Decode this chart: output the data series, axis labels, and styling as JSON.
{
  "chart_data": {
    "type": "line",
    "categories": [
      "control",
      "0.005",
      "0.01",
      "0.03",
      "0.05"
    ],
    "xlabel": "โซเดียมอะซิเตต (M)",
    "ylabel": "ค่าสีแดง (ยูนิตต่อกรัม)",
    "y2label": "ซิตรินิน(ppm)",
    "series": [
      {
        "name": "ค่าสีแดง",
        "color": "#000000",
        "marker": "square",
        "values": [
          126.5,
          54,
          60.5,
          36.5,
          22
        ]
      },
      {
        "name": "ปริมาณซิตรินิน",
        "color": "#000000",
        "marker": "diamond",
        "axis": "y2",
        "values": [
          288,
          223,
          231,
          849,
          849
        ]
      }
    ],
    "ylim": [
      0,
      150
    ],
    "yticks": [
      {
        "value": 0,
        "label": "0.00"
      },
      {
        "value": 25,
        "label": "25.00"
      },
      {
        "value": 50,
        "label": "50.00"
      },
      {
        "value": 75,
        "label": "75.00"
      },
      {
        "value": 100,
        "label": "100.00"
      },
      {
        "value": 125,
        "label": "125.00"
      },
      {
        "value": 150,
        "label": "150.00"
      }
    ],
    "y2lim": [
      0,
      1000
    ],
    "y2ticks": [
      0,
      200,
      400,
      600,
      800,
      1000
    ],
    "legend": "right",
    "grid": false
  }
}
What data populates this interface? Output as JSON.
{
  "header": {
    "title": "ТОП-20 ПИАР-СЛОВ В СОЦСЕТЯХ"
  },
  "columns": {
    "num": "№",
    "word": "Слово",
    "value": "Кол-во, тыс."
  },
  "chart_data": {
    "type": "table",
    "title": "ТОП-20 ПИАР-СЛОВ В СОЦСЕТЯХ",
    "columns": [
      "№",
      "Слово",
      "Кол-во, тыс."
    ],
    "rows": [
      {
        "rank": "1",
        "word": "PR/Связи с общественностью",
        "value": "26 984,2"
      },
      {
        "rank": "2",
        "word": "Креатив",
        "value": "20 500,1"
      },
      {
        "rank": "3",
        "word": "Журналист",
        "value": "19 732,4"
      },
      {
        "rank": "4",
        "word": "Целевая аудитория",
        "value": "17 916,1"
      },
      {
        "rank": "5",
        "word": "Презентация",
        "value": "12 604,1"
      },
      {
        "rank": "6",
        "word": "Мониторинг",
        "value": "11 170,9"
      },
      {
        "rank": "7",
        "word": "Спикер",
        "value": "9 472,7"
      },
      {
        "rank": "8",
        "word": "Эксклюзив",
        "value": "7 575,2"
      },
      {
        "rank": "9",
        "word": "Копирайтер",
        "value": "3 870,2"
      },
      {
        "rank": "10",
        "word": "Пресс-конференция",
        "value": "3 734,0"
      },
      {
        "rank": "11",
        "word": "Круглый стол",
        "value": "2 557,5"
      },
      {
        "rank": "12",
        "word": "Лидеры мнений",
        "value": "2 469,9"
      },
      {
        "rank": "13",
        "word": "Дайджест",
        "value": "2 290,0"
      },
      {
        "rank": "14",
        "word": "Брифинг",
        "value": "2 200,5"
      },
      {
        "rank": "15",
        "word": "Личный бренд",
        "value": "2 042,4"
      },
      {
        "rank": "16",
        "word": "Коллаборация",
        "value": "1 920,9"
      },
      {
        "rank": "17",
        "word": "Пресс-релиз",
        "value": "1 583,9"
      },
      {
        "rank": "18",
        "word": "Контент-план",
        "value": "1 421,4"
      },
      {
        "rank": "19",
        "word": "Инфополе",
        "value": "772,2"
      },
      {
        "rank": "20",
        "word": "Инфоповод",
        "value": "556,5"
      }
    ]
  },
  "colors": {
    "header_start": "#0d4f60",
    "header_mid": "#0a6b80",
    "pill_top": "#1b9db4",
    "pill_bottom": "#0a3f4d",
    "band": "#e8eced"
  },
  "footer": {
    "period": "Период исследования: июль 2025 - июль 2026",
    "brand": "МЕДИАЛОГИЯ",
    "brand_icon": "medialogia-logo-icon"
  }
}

##########

### Problem description
Copy the records above exactly as they appear.

### Task answer
Decode this chart: output the data series, axis labels, and styling as JSON.
{
  "chart_data": {
    "type": "line",
    "categories": [
      "control",
      "0.005",
      "0.01",
      "0.03",
      "0.05"
    ],
    "xlabel": "โซเดียมอะซิเตต (M)",
    "ylabel": "ค่าสีแดง (ยูนิตต่อกรัม)",
    "y2label": "ซิตรินิน(ppm)",
    "series": [
      {
        "name": "ค่าสีแดง",
        "color": "#000000",
        "marker": "square",
        "values": [
          126.5,
          54,
          60.5,
          36.5,
          22
        ]
      },
      {
        "name": "ปริมาณซิตรินิน",
        "color": "#000000",
        "marker": "diamond",
        "axis": "y2",
        "values": [
          288,
          223,
          231,
          849,
          849
        ]
      }
    ],
    "ylim": [
      0,
      150
    ],
    "yticks": [
      {
        "value": 0,
        "label": "0.00"
      },
      {
        "value": 25,
        "label": "25.00"
      },
      {
        "value": 50,
        "label": "50.00"
      },
      {
        "value": 75,
        "label": "75.00"
      },
      {
        "value": 100,
        "label": "100.00"
      },
      {
        "value": 125,
        "label": "125.00"
      },
      {
        "value": 150,
        "label": "150.00"
      }
    ],
    "y2lim": [
      0,
      1000
    ],
    "y2ticks": [
      0,
      200,
      400,
      600,
      800,
      1000
    ],
    "legend": "right",
    "grid": false
  }
}
What data populates this interface? Output as JSON.
{
  "header": {
    "title": "ТОП-20 ПИАР-СЛОВ В СОЦСЕТЯХ"
  },
  "columns": {
    "num": "№",
    "word": "Слово",
    "value": "Кол-во, тыс."
  },
  "chart_data": {
    "type": "table",
    "title": "ТОП-20 ПИАР-СЛОВ В СОЦСЕТЯХ",
    "columns": [
      "№",
      "Слово",
      "Кол-во, тыс."
    ],
    "rows": [
      {
        "rank": "1",
        "word": "PR/Связи с общественностью",
        "value": "26 984,2"
      },
      {
        "rank": "2",
        "word": "Креатив",
        "value": "20 500,1"
      },
      {
        "rank": "3",
        "word": "Журналист",
        "value": "19 732,4"
      },
      {
        "rank": "4",
        "word": "Целевая аудитория",
        "value": "17 916,1"
      },
      {
        "rank": "5",
        "word": "Презентация",
        "value": "12 604,1"
      },
      {
        "rank": "6",
        "word": "Мониторинг",
        "value": "11 170,9"
      },
      {
        "rank": "7",
        "word": "Спикер",
        "value": "9 472,7"
      },
      {
        "rank": "8",
        "word": "Эксклюзив",
        "value": "7 575,2"
      },
      {
        "rank": "9",
        "word": "Копирайтер",
        "value": "3 870,2"
      },
      {
        "rank": "10",
        "word": "Пресс-конференция",
        "value": "3 734,0"
      },
      {
        "rank": "11",
        "word": "Круглый стол",
        "value": "2 557,5"
      },
      {
        "rank": "12",
        "word": "Лидеры мнений",
        "value": "2 469,9"
      },
      {
        "rank": "13",
        "word": "Дайджест",
        "value": "2 290,0"
      },
      {
        "rank": "14",
        "word": "Брифинг",
        "value": "2 200,5"
      },
      {
        "rank": "15",
        "word": "Личный бренд",
        "value": "2 042,4"
      },
      {
        "rank": "16",
        "word": "Коллаборация",
        "value": "1 920,9"
      },
      {
        "rank": "17",
        "word": "Пресс-релиз",
        "value": "1 583,9"
      },
      {
        "rank": "18",
        "word": "Контент-план",
        "value": "1 421,4"
      },
      {
        "rank": "19",
        "word": "Инфополе",
        "value": "772,2"
      },
      {
        "rank": "20",
        "word": "Инфоповод",
        "value": "556,5"
      }
    ]
  },
  "colors": {
    "header_start": "#0d4f60",
    "header_mid": "#0a6b80",
    "pill_top": "#1b9db4",
    "pill_bottom": "#0a3f4d",
    "band": "#e8eced"
  },
  "footer": {
    "period": "Период исследования: июль 2025 - июль 2026",
    "brand": "МЕДИАЛОГИЯ",
    "brand_icon": "medialogia-logo-icon"
  }
}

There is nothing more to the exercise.